EXERCISE: Put every line of the records below into a JSON list of strings, one string per line, leaving out blank lines.

LISTING:
--------
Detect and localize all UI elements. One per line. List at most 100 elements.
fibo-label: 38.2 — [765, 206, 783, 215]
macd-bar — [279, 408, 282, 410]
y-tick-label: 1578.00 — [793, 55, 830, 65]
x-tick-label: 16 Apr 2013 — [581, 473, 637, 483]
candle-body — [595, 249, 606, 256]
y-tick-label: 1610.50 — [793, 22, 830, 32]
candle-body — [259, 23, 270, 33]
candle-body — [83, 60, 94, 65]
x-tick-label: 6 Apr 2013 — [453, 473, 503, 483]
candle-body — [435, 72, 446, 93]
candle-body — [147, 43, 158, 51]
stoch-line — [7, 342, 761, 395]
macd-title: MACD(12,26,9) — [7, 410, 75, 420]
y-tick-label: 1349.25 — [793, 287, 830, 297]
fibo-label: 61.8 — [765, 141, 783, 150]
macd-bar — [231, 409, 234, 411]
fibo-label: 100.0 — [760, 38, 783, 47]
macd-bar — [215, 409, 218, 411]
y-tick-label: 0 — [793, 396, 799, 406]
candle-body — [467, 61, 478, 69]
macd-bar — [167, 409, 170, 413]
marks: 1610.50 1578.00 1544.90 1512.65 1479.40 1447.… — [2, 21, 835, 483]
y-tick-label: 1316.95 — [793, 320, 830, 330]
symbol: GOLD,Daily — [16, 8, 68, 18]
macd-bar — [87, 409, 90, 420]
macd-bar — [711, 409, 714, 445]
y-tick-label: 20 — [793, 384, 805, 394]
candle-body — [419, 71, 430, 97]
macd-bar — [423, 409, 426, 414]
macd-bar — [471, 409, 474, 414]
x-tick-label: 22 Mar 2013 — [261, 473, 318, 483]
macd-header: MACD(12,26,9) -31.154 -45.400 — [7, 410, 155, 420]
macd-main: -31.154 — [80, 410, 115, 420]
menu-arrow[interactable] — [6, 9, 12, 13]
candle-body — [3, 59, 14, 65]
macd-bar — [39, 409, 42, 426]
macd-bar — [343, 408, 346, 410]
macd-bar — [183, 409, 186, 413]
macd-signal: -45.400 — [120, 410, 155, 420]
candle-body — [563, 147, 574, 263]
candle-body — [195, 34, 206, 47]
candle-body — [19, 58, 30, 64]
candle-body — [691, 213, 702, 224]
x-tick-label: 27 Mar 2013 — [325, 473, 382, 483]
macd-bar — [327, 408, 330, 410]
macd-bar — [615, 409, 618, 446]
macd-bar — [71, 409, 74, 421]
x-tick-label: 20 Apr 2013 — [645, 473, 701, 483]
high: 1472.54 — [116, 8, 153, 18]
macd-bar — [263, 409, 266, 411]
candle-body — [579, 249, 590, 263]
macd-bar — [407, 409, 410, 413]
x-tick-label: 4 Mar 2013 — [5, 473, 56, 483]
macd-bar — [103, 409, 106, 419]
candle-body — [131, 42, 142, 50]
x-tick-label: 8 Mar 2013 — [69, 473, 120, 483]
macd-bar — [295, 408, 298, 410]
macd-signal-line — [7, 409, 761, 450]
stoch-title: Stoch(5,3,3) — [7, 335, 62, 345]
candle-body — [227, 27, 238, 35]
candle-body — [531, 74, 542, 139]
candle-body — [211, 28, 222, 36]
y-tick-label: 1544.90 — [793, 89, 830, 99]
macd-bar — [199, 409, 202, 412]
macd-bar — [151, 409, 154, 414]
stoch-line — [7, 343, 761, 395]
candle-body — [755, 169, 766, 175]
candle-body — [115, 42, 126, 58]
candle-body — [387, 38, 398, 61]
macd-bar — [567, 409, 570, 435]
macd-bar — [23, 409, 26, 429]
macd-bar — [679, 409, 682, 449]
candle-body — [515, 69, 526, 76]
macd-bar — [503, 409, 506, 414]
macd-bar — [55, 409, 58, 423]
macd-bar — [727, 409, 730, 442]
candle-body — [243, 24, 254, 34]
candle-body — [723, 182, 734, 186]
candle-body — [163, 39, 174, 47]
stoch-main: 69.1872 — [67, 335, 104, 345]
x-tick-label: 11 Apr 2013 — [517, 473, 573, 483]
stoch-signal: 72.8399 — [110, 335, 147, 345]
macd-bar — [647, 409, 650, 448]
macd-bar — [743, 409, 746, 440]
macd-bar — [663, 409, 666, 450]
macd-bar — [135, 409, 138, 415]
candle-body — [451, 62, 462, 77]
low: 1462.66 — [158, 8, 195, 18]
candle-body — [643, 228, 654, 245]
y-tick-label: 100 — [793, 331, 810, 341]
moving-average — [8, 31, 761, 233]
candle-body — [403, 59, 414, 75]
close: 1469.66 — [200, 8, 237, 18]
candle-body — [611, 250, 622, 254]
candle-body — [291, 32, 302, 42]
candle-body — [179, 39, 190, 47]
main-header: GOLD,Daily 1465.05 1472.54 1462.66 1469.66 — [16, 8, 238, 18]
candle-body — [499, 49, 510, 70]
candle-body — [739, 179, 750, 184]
--------
ANSWER IN FULL:
[
  "Detect and localize all UI elements. One per line. List at most 100 elements.",
  "fibo-label: 38.2 — [765, 206, 783, 215]",
  "macd-bar — [279, 408, 282, 410]",
  "y-tick-label: 1578.00 — [793, 55, 830, 65]",
  "x-tick-label: 16 Apr 2013 — [581, 473, 637, 483]",
  "candle-body — [595, 249, 606, 256]",
  "y-tick-label: 1610.50 — [793, 22, 830, 32]",
  "candle-body — [259, 23, 270, 33]",
  "candle-body — [83, 60, 94, 65]",
  "x-tick-label: 6 Apr 2013 — [453, 473, 503, 483]",
  "candle-body — [435, 72, 446, 93]",
  "candle-body — [147, 43, 158, 51]",
  "stoch-line — [7, 342, 761, 395]",
  "macd-title: MACD(12,26,9) — [7, 410, 75, 420]",
  "y-tick-label: 1349.25 — [793, 287, 830, 297]",
  "fibo-label: 61.8 — [765, 141, 783, 150]",
  "macd-bar — [231, 409, 234, 411]",
  "fibo-label: 100.0 — [760, 38, 783, 47]",
  "macd-bar — [215, 409, 218, 411]",
  "y-tick-label: 0 — [793, 396, 799, 406]",
  "candle-body — [467, 61, 478, 69]",
  "macd-bar — [167, 409, 170, 413]",
  "marks: 1610.50 1578.00 1544.90 1512.65 1479.40 1447.… — [2, 21, 835, 483]",
  "y-tick-label: 1316.95 — [793, 320, 830, 330]",
  "symbol: GOLD,Daily — [16, 8, 68, 18]",
  "macd-bar — [87, 409, 90, 420]",
  "macd-bar — [711, 409, 714, 445]",
  "y-tick-label: 20 — [793, 384, 805, 394]",
  "candle-body — [419, 71, 430, 97]",
  "macd-bar — [423, 409, 426, 414]",
  "macd-bar — [471, 409, 474, 414]",
  "x-tick-label: 22 Mar 2013 — [261, 473, 318, 483]",
  "macd-header: MACD(12,26,9) -31.154 -45.400 — [7, 410, 155, 420]",
  "macd-main: -31.154 — [80, 410, 115, 420]",
  "menu-arrow[interactable] — [6, 9, 12, 13]",
  "candle-body — [3, 59, 14, 65]",
  "macd-bar — [39, 409, 42, 426]",
  "macd-bar — [343, 408, 346, 410]",
  "macd-bar — [183, 409, 186, 413]",
  "macd-signal: -45.400 — [120, 410, 155, 420]",
  "candle-body — [563, 147, 574, 263]",
  "candle-body — [195, 34, 206, 47]",
  "candle-body — [19, 58, 30, 64]",
  "candle-body — [691, 213, 702, 224]",
  "x-tick-label: 27 Mar 2013 — [325, 473, 382, 483]",
  "macd-bar — [327, 408, 330, 410]",
  "macd-bar — [615, 409, 618, 446]",
  "macd-bar — [71, 409, 74, 421]",
  "x-tick-label: 20 Apr 2013 — [645, 473, 701, 483]",
  "high: 1472.54 — [116, 8, 153, 18]",
  "macd-bar — [263, 409, 266, 411]",
  "candle-body — [579, 249, 590, 263]",
  "macd-bar — [407, 409, 410, 413]",
  "x-tick-label: 4 Mar 2013 — [5, 473, 56, 483]",
  "macd-bar — [103, 409, 106, 419]",
  "candle-body — [131, 42, 142, 50]",
  "x-tick-label: 8 Mar 2013 — [69, 473, 120, 483]",
  "macd-bar — [295, 408, 298, 410]",
  "macd-signal-line — [7, 409, 761, 450]",
  "stoch-title: Stoch(5,3,3) — [7, 335, 62, 345]",
  "candle-body — [227, 27, 238, 35]",
  "candle-body — [531, 74, 542, 139]",
  "candle-body — [211, 28, 222, 36]",
  "y-tick-label: 1544.90 — [793, 89, 830, 99]",
  "macd-bar — [199, 409, 202, 412]",
  "macd-bar — [151, 409, 154, 414]",
  "stoch-line — [7, 343, 761, 395]",
  "candle-body — [755, 169, 766, 175]",
  "candle-body — [115, 42, 126, 58]",
  "candle-body — [387, 38, 398, 61]",
  "macd-bar — [567, 409, 570, 435]",
  "macd-bar — [23, 409, 26, 429]",
  "macd-bar — [679, 409, 682, 449]",
  "candle-body — [515, 69, 526, 76]",
  "macd-bar — [503, 409, 506, 414]",
  "macd-bar — [55, 409, 58, 423]",
  "macd-bar — [727, 409, 730, 442]",
  "candle-body — [243, 24, 254, 34]",
  "candle-body — [723, 182, 734, 186]",
  "candle-body — [163, 39, 174, 47]",
  "stoch-main: 69.1872 — [67, 335, 104, 345]",
  "x-tick-label: 11 Apr 2013 — [517, 473, 573, 483]",
  "stoch-signal: 72.8399 — [110, 335, 147, 345]",
  "macd-bar — [647, 409, 650, 448]",
  "macd-bar — [743, 409, 746, 440]",
  "macd-bar — [663, 409, 666, 450]",
  "macd-bar — [135, 409, 138, 415]",
  "candle-body — [451, 62, 462, 77]",
  "low: 1462.66 — [158, 8, 195, 18]",
  "candle-body — [643, 228, 654, 245]",
  "y-tick-label: 100 — [793, 331, 810, 341]",
  "moving-average — [8, 31, 761, 233]",
  "candle-body — [403, 59, 414, 75]",
  "close: 1469.66 — [200, 8, 237, 18]",
  "candle-body — [611, 250, 622, 254]",
  "candle-body — [291, 32, 302, 42]",
  "candle-body — [179, 39, 190, 47]",
  "main-header: GOLD,Daily 1465.05 1472.54 1462.66 1469.66 — [16, 8, 238, 18]",
  "candle-body — [499, 49, 510, 70]",
  "candle-body — [739, 179, 750, 184]"
]